-- start of Information given --

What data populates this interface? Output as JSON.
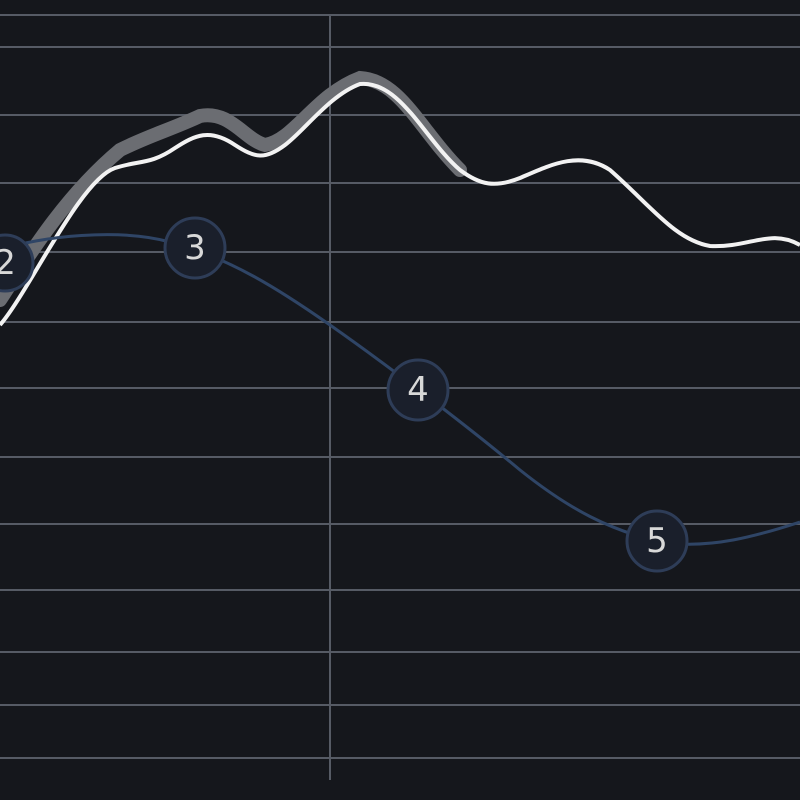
{
  "nodes": [
    {
      "label": "2"
    },
    {
      "label": "3"
    },
    {
      "label": "4"
    },
    {
      "label": "5"
    }
  ]
}
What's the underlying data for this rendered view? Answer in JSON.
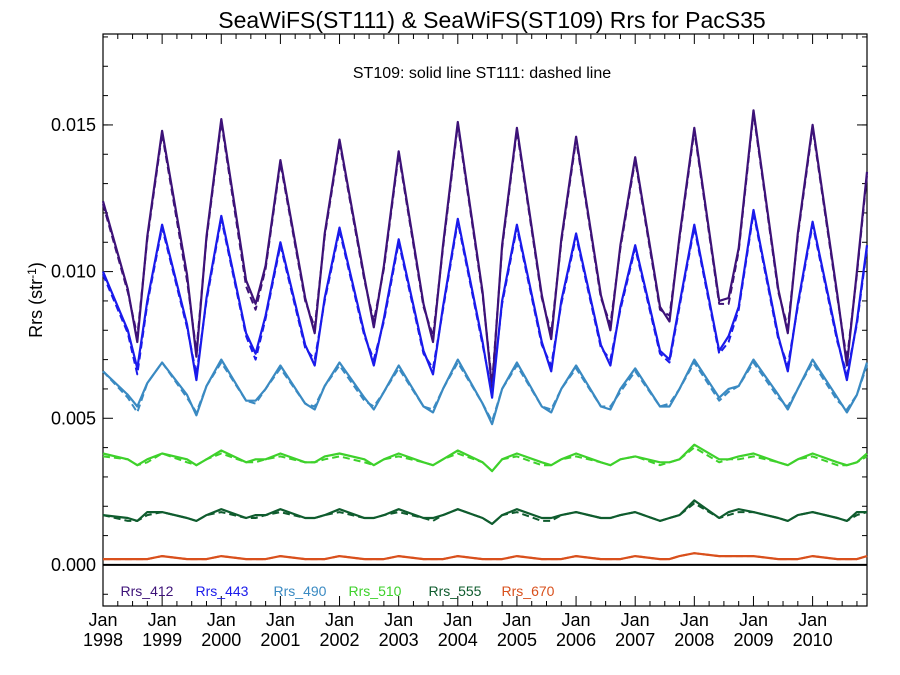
{
  "chart_data": {
    "type": "line",
    "title": "SeaWiFS(ST111) & SeaWiFS(ST109)  Rrs for PacS35",
    "ylabel": "Rrs (str",
    "ylabel_sup": "-1",
    "ylabel_close": ")",
    "annotation": "ST109: solid line   ST111: dashed line",
    "xlim": [
      1998.0,
      2010.92
    ],
    "ylim": [
      -0.0014,
      0.0181
    ],
    "yticks": [
      0.0,
      0.005,
      0.01,
      0.015
    ],
    "ytick_labels": [
      "0.000",
      "0.005",
      "0.010",
      "0.015"
    ],
    "xticks": [
      1998,
      1999,
      2000,
      2001,
      2002,
      2003,
      2004,
      2005,
      2006,
      2007,
      2008,
      2009,
      2010
    ],
    "xtick_labels_month": [
      "Jan",
      "Jan",
      "Jan",
      "Jan",
      "Jan",
      "Jan",
      "Jan",
      "Jan",
      "Jan",
      "Jan",
      "Jan",
      "Jan",
      "Jan"
    ],
    "xtick_labels_year": [
      "1998",
      "1999",
      "2000",
      "2001",
      "2002",
      "2003",
      "2004",
      "2005",
      "2006",
      "2007",
      "2008",
      "2009",
      "2010"
    ],
    "zero_line": true,
    "grid": false,
    "legend_position": "bottom",
    "line_styles": {
      "ST109": "solid",
      "ST111": "dashed"
    },
    "series": [
      {
        "name": "Rrs_412",
        "color": "#3d1278",
        "x": [
          1998.0,
          1998.42,
          1998.58,
          1998.75,
          1999.0,
          1999.42,
          1999.58,
          1999.75,
          2000.0,
          2000.42,
          2000.58,
          2000.75,
          2001.0,
          2001.42,
          2001.58,
          2001.75,
          2002.0,
          2002.42,
          2002.58,
          2002.75,
          2003.0,
          2003.42,
          2003.58,
          2003.75,
          2004.0,
          2004.42,
          2004.58,
          2004.75,
          2005.0,
          2005.42,
          2005.58,
          2005.75,
          2006.0,
          2006.42,
          2006.58,
          2006.75,
          2007.0,
          2007.42,
          2007.58,
          2007.75,
          2008.0,
          2008.42,
          2008.58,
          2008.75,
          2009.0,
          2009.42,
          2009.58,
          2009.75,
          2010.0,
          2010.42,
          2010.58,
          2010.75,
          2010.92
        ],
        "st109": [
          0.0124,
          0.0094,
          0.0076,
          0.0112,
          0.0148,
          0.0099,
          0.0071,
          0.0112,
          0.0152,
          0.0097,
          0.0089,
          0.0102,
          0.0138,
          0.0091,
          0.0079,
          0.0113,
          0.0145,
          0.0098,
          0.0081,
          0.0102,
          0.0141,
          0.0089,
          0.0076,
          0.0109,
          0.0151,
          0.0093,
          0.006,
          0.0109,
          0.0149,
          0.0092,
          0.0077,
          0.0111,
          0.0146,
          0.0092,
          0.008,
          0.0109,
          0.0139,
          0.0088,
          0.0083,
          0.0112,
          0.0149,
          0.009,
          0.0091,
          0.0108,
          0.0155,
          0.0094,
          0.0079,
          0.0113,
          0.015,
          0.0092,
          0.0068,
          0.01,
          0.0134
        ],
        "st111": [
          0.0123,
          0.0093,
          0.0078,
          0.0111,
          0.0147,
          0.0097,
          0.0073,
          0.0111,
          0.0151,
          0.0095,
          0.0087,
          0.0101,
          0.0137,
          0.009,
          0.0081,
          0.0112,
          0.0144,
          0.0097,
          0.0083,
          0.0101,
          0.014,
          0.0088,
          0.0078,
          0.0108,
          0.015,
          0.0092,
          0.0062,
          0.0108,
          0.0148,
          0.0091,
          0.0079,
          0.011,
          0.0145,
          0.0091,
          0.0082,
          0.0108,
          0.0138,
          0.0087,
          0.0085,
          0.0111,
          0.0148,
          0.0089,
          0.0089,
          0.0107,
          0.0154,
          0.0093,
          0.0081,
          0.0112,
          0.0149,
          0.0091,
          0.007,
          0.0099,
          0.0133
        ]
      },
      {
        "name": "Rrs_443",
        "color": "#1a1aeb",
        "x": [
          1998.0,
          1998.42,
          1998.58,
          1998.75,
          1999.0,
          1999.42,
          1999.58,
          1999.75,
          2000.0,
          2000.42,
          2000.58,
          2000.75,
          2001.0,
          2001.42,
          2001.58,
          2001.75,
          2002.0,
          2002.42,
          2002.58,
          2002.75,
          2003.0,
          2003.42,
          2003.58,
          2003.75,
          2004.0,
          2004.42,
          2004.58,
          2004.75,
          2005.0,
          2005.42,
          2005.58,
          2005.75,
          2006.0,
          2006.42,
          2006.58,
          2006.75,
          2007.0,
          2007.42,
          2007.58,
          2007.75,
          2008.0,
          2008.42,
          2008.58,
          2008.75,
          2009.0,
          2009.42,
          2009.58,
          2009.75,
          2010.0,
          2010.42,
          2010.58,
          2010.75,
          2010.92
        ],
        "st109": [
          0.01,
          0.008,
          0.0067,
          0.009,
          0.0116,
          0.0082,
          0.0063,
          0.0091,
          0.0119,
          0.0079,
          0.0072,
          0.0085,
          0.011,
          0.0075,
          0.0068,
          0.0091,
          0.0115,
          0.0079,
          0.0068,
          0.0084,
          0.0111,
          0.0073,
          0.0065,
          0.0088,
          0.0118,
          0.0076,
          0.0057,
          0.009,
          0.0116,
          0.0076,
          0.0066,
          0.009,
          0.0113,
          0.0075,
          0.0068,
          0.0088,
          0.0109,
          0.0073,
          0.007,
          0.0089,
          0.0116,
          0.0073,
          0.0078,
          0.0088,
          0.0121,
          0.0078,
          0.0066,
          0.0089,
          0.0117,
          0.0077,
          0.0063,
          0.0083,
          0.0109
        ],
        "st111": [
          0.0099,
          0.0079,
          0.0065,
          0.0089,
          0.0115,
          0.0081,
          0.0065,
          0.009,
          0.0118,
          0.0078,
          0.007,
          0.0084,
          0.0109,
          0.0074,
          0.007,
          0.009,
          0.0114,
          0.0078,
          0.007,
          0.0083,
          0.011,
          0.0072,
          0.0067,
          0.0087,
          0.0117,
          0.0075,
          0.0059,
          0.0089,
          0.0115,
          0.0075,
          0.0068,
          0.0089,
          0.0112,
          0.0074,
          0.007,
          0.0087,
          0.0108,
          0.0072,
          0.0069,
          0.0088,
          0.0115,
          0.0072,
          0.0076,
          0.0087,
          0.012,
          0.0077,
          0.0068,
          0.0088,
          0.0116,
          0.0076,
          0.0065,
          0.0082,
          0.0108
        ]
      },
      {
        "name": "Rrs_490",
        "color": "#3a8ac2",
        "x": [
          1998.0,
          1998.42,
          1998.58,
          1998.75,
          1999.0,
          1999.42,
          1999.58,
          1999.75,
          2000.0,
          2000.42,
          2000.58,
          2000.75,
          2001.0,
          2001.42,
          2001.58,
          2001.75,
          2002.0,
          2002.42,
          2002.58,
          2002.75,
          2003.0,
          2003.42,
          2003.58,
          2003.75,
          2004.0,
          2004.42,
          2004.58,
          2004.75,
          2005.0,
          2005.42,
          2005.58,
          2005.75,
          2006.0,
          2006.42,
          2006.58,
          2006.75,
          2007.0,
          2007.42,
          2007.58,
          2007.75,
          2008.0,
          2008.42,
          2008.58,
          2008.75,
          2009.0,
          2009.42,
          2009.58,
          2009.75,
          2010.0,
          2010.42,
          2010.58,
          2010.75,
          2010.92
        ],
        "st109": [
          0.0066,
          0.0058,
          0.0054,
          0.0062,
          0.0069,
          0.0058,
          0.0051,
          0.0061,
          0.007,
          0.0056,
          0.0056,
          0.006,
          0.0068,
          0.0055,
          0.0053,
          0.0061,
          0.0069,
          0.0057,
          0.0053,
          0.0059,
          0.0068,
          0.0054,
          0.0052,
          0.006,
          0.007,
          0.0055,
          0.0048,
          0.006,
          0.0069,
          0.0054,
          0.0052,
          0.006,
          0.0068,
          0.0054,
          0.0053,
          0.006,
          0.0067,
          0.0054,
          0.0054,
          0.006,
          0.007,
          0.0057,
          0.006,
          0.0061,
          0.007,
          0.0058,
          0.0053,
          0.006,
          0.007,
          0.0057,
          0.0052,
          0.0058,
          0.0069
        ],
        "st111": [
          0.0066,
          0.0057,
          0.0052,
          0.0062,
          0.0069,
          0.0057,
          0.0052,
          0.0061,
          0.0069,
          0.0056,
          0.0055,
          0.006,
          0.0067,
          0.0055,
          0.0054,
          0.0061,
          0.0068,
          0.0056,
          0.0054,
          0.0059,
          0.0067,
          0.0054,
          0.0053,
          0.006,
          0.0069,
          0.0055,
          0.0049,
          0.006,
          0.0068,
          0.0054,
          0.0053,
          0.006,
          0.0067,
          0.0054,
          0.0054,
          0.0059,
          0.0066,
          0.0054,
          0.0055,
          0.006,
          0.0069,
          0.0056,
          0.0059,
          0.0061,
          0.0069,
          0.0057,
          0.0054,
          0.006,
          0.0069,
          0.0056,
          0.0053,
          0.0058,
          0.0068
        ]
      },
      {
        "name": "Rrs_510",
        "color": "#3ed12b",
        "x": [
          1998.0,
          1998.42,
          1998.58,
          1998.75,
          1999.0,
          1999.42,
          1999.58,
          1999.75,
          2000.0,
          2000.42,
          2000.58,
          2000.75,
          2001.0,
          2001.42,
          2001.58,
          2001.75,
          2002.0,
          2002.42,
          2002.58,
          2002.75,
          2003.0,
          2003.42,
          2003.58,
          2003.75,
          2004.0,
          2004.42,
          2004.58,
          2004.75,
          2005.0,
          2005.42,
          2005.58,
          2005.75,
          2006.0,
          2006.42,
          2006.58,
          2006.75,
          2007.0,
          2007.42,
          2007.58,
          2007.75,
          2008.0,
          2008.42,
          2008.58,
          2008.75,
          2009.0,
          2009.42,
          2009.58,
          2009.75,
          2010.0,
          2010.42,
          2010.58,
          2010.75,
          2010.92
        ],
        "st109": [
          0.0038,
          0.0036,
          0.0034,
          0.0036,
          0.0038,
          0.0036,
          0.0034,
          0.0036,
          0.0039,
          0.0035,
          0.0036,
          0.0036,
          0.0038,
          0.0035,
          0.0035,
          0.0037,
          0.0038,
          0.0036,
          0.0034,
          0.0036,
          0.0038,
          0.0035,
          0.0034,
          0.0036,
          0.0039,
          0.0035,
          0.0032,
          0.0036,
          0.0038,
          0.0035,
          0.0034,
          0.0036,
          0.0038,
          0.0035,
          0.0034,
          0.0036,
          0.0037,
          0.0035,
          0.0035,
          0.0036,
          0.0041,
          0.0036,
          0.0036,
          0.0037,
          0.0038,
          0.0035,
          0.0034,
          0.0036,
          0.0038,
          0.0035,
          0.0034,
          0.0035,
          0.0038
        ],
        "st111": [
          0.0037,
          0.0036,
          0.0034,
          0.0035,
          0.0038,
          0.0035,
          0.0034,
          0.0036,
          0.0038,
          0.0035,
          0.0035,
          0.0036,
          0.0037,
          0.0035,
          0.0035,
          0.0036,
          0.0037,
          0.0035,
          0.0034,
          0.0036,
          0.0037,
          0.0035,
          0.0034,
          0.0036,
          0.0038,
          0.0035,
          0.0032,
          0.0036,
          0.0037,
          0.0034,
          0.0034,
          0.0036,
          0.0037,
          0.0035,
          0.0034,
          0.0036,
          0.0037,
          0.0034,
          0.0035,
          0.0036,
          0.004,
          0.0035,
          0.0036,
          0.0036,
          0.0037,
          0.0035,
          0.0034,
          0.0036,
          0.0037,
          0.0034,
          0.0034,
          0.0035,
          0.0037
        ]
      },
      {
        "name": "Rrs_555",
        "color": "#0f5c2e",
        "x": [
          1998.0,
          1998.42,
          1998.58,
          1998.75,
          1999.0,
          1999.42,
          1999.58,
          1999.75,
          2000.0,
          2000.42,
          2000.58,
          2000.75,
          2001.0,
          2001.42,
          2001.58,
          2001.75,
          2002.0,
          2002.42,
          2002.58,
          2002.75,
          2003.0,
          2003.42,
          2003.58,
          2003.75,
          2004.0,
          2004.42,
          2004.58,
          2004.75,
          2005.0,
          2005.42,
          2005.58,
          2005.75,
          2006.0,
          2006.42,
          2006.58,
          2006.75,
          2007.0,
          2007.42,
          2007.58,
          2007.75,
          2008.0,
          2008.42,
          2008.58,
          2008.75,
          2009.0,
          2009.42,
          2009.58,
          2009.75,
          2010.0,
          2010.42,
          2010.58,
          2010.75,
          2010.92
        ],
        "st109": [
          0.0017,
          0.0016,
          0.0015,
          0.0018,
          0.0018,
          0.0016,
          0.0015,
          0.0017,
          0.0019,
          0.0016,
          0.0017,
          0.0017,
          0.0019,
          0.0016,
          0.0016,
          0.0017,
          0.0019,
          0.0016,
          0.0016,
          0.0017,
          0.0019,
          0.0016,
          0.0016,
          0.0017,
          0.0019,
          0.0016,
          0.0014,
          0.0017,
          0.0019,
          0.0016,
          0.0016,
          0.0017,
          0.0018,
          0.0016,
          0.0016,
          0.0017,
          0.0018,
          0.0015,
          0.0016,
          0.0017,
          0.0022,
          0.0016,
          0.0018,
          0.0019,
          0.0018,
          0.0016,
          0.0015,
          0.0017,
          0.0018,
          0.0016,
          0.0015,
          0.0018,
          0.0018
        ],
        "st111": [
          0.0017,
          0.0015,
          0.0015,
          0.0017,
          0.0018,
          0.0016,
          0.0015,
          0.0017,
          0.0018,
          0.0016,
          0.0016,
          0.0017,
          0.0018,
          0.0016,
          0.0016,
          0.0017,
          0.0018,
          0.0016,
          0.0016,
          0.0017,
          0.0018,
          0.0016,
          0.0015,
          0.0017,
          0.0019,
          0.0016,
          0.0014,
          0.0017,
          0.0018,
          0.0015,
          0.0015,
          0.0017,
          0.0018,
          0.0016,
          0.0016,
          0.0017,
          0.0018,
          0.0015,
          0.0016,
          0.0017,
          0.0021,
          0.0016,
          0.0017,
          0.0018,
          0.0018,
          0.0016,
          0.0015,
          0.0017,
          0.0018,
          0.0016,
          0.0015,
          0.0017,
          0.0018
        ]
      },
      {
        "name": "Rrs_670",
        "color": "#d9501c",
        "x": [
          1998.0,
          1998.42,
          1998.58,
          1998.75,
          1999.0,
          1999.42,
          1999.58,
          1999.75,
          2000.0,
          2000.42,
          2000.58,
          2000.75,
          2001.0,
          2001.42,
          2001.58,
          2001.75,
          2002.0,
          2002.42,
          2002.58,
          2002.75,
          2003.0,
          2003.42,
          2003.58,
          2003.75,
          2004.0,
          2004.42,
          2004.58,
          2004.75,
          2005.0,
          2005.42,
          2005.58,
          2005.75,
          2006.0,
          2006.42,
          2006.58,
          2006.75,
          2007.0,
          2007.42,
          2007.58,
          2007.75,
          2008.0,
          2008.42,
          2008.58,
          2008.75,
          2009.0,
          2009.42,
          2009.58,
          2009.75,
          2010.0,
          2010.42,
          2010.58,
          2010.75,
          2010.92
        ],
        "st109": [
          0.0002,
          0.0002,
          0.0002,
          0.0002,
          0.0003,
          0.0002,
          0.0002,
          0.0002,
          0.0003,
          0.0002,
          0.0002,
          0.0002,
          0.0003,
          0.0002,
          0.0002,
          0.0002,
          0.0003,
          0.0002,
          0.0002,
          0.0002,
          0.0003,
          0.0002,
          0.0002,
          0.0002,
          0.0003,
          0.0002,
          0.0002,
          0.0002,
          0.0003,
          0.0002,
          0.0002,
          0.0002,
          0.0003,
          0.0002,
          0.0002,
          0.0002,
          0.0003,
          0.0002,
          0.0002,
          0.0003,
          0.0004,
          0.0003,
          0.0003,
          0.0003,
          0.0003,
          0.0002,
          0.0002,
          0.0002,
          0.0003,
          0.0002,
          0.0002,
          0.0002,
          0.0003
        ],
        "st111": [
          0.0002,
          0.0002,
          0.0002,
          0.0002,
          0.0003,
          0.0002,
          0.0002,
          0.0002,
          0.0003,
          0.0002,
          0.0002,
          0.0002,
          0.0003,
          0.0002,
          0.0002,
          0.0002,
          0.0003,
          0.0002,
          0.0002,
          0.0002,
          0.0003,
          0.0002,
          0.0002,
          0.0002,
          0.0003,
          0.0002,
          0.0002,
          0.0002,
          0.0003,
          0.0002,
          0.0002,
          0.0002,
          0.0003,
          0.0002,
          0.0002,
          0.0002,
          0.0003,
          0.0002,
          0.0002,
          0.0003,
          0.0004,
          0.0003,
          0.0003,
          0.0003,
          0.0003,
          0.0002,
          0.0002,
          0.0002,
          0.0003,
          0.0002,
          0.0002,
          0.0002,
          0.0003
        ]
      }
    ]
  }
}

-- end of Information given --

Aim
Show the lines from the data above that contain the string "name".

Exercise solution
        "name": "Rrs_412",
        "name": "Rrs_443",
        "name": "Rrs_490",
        "name": "Rrs_510",
        "name": "Rrs_555",
        "name": "Rrs_670",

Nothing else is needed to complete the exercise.